What needs to be done:
Find how many lines of the listing below include the word "Learn", then report the number by itself.

--

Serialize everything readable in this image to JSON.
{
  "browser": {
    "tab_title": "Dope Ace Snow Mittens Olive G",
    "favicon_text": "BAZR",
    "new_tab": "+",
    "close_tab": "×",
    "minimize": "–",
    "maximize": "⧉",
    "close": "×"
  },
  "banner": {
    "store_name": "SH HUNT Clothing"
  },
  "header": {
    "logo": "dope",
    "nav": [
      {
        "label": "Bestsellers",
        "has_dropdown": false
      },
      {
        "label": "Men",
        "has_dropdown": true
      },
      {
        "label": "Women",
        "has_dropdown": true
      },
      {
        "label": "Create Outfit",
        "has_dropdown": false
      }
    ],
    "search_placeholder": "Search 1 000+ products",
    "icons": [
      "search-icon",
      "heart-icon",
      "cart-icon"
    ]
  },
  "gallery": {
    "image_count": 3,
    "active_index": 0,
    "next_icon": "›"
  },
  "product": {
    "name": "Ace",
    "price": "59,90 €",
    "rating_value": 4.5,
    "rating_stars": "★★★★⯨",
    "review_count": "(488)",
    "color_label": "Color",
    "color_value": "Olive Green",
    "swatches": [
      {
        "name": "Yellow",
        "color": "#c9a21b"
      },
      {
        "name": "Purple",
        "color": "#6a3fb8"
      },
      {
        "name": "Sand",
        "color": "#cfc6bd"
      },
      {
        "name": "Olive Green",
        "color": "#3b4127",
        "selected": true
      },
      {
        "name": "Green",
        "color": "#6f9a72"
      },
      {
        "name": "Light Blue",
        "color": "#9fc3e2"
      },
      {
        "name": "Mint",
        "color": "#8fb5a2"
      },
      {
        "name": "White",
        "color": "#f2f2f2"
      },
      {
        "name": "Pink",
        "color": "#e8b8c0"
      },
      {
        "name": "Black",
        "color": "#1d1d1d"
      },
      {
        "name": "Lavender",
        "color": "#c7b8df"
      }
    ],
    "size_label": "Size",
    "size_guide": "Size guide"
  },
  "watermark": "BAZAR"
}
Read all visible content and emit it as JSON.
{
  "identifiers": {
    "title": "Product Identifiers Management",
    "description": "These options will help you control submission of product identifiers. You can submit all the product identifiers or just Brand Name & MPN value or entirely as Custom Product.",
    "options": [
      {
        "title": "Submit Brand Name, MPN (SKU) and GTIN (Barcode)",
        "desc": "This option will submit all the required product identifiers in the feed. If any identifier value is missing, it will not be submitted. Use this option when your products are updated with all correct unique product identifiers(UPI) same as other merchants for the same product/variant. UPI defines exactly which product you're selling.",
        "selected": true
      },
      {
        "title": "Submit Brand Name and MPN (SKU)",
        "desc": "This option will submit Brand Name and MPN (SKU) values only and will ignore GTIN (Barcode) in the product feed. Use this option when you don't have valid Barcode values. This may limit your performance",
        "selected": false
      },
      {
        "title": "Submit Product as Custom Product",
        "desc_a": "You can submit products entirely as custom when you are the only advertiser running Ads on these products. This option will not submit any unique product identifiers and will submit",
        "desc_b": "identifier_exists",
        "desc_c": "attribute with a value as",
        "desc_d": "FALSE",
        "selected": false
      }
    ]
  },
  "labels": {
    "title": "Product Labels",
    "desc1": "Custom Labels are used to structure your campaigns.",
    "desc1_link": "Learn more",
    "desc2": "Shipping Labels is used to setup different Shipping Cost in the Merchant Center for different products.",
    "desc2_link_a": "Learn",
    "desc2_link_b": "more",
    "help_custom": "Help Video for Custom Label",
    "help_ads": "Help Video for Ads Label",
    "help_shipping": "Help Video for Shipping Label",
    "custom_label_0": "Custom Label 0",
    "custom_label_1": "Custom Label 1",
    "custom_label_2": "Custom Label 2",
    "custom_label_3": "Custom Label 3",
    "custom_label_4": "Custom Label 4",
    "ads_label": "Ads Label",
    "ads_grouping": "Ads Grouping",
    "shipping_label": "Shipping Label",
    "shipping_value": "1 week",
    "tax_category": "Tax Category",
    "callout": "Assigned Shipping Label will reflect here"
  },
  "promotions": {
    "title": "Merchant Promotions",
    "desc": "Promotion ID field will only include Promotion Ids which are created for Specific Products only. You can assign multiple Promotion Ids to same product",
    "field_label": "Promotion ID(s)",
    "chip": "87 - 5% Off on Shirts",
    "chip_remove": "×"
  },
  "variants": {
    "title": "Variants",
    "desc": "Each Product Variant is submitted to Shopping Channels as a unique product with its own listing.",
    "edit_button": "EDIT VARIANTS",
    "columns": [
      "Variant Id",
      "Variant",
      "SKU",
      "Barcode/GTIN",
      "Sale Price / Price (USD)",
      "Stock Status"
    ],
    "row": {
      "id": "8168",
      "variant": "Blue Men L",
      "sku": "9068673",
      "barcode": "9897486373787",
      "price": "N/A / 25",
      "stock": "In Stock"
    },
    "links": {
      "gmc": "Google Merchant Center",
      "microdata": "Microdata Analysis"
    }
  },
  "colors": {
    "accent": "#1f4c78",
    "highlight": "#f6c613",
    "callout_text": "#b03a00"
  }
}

--

Completed task:
2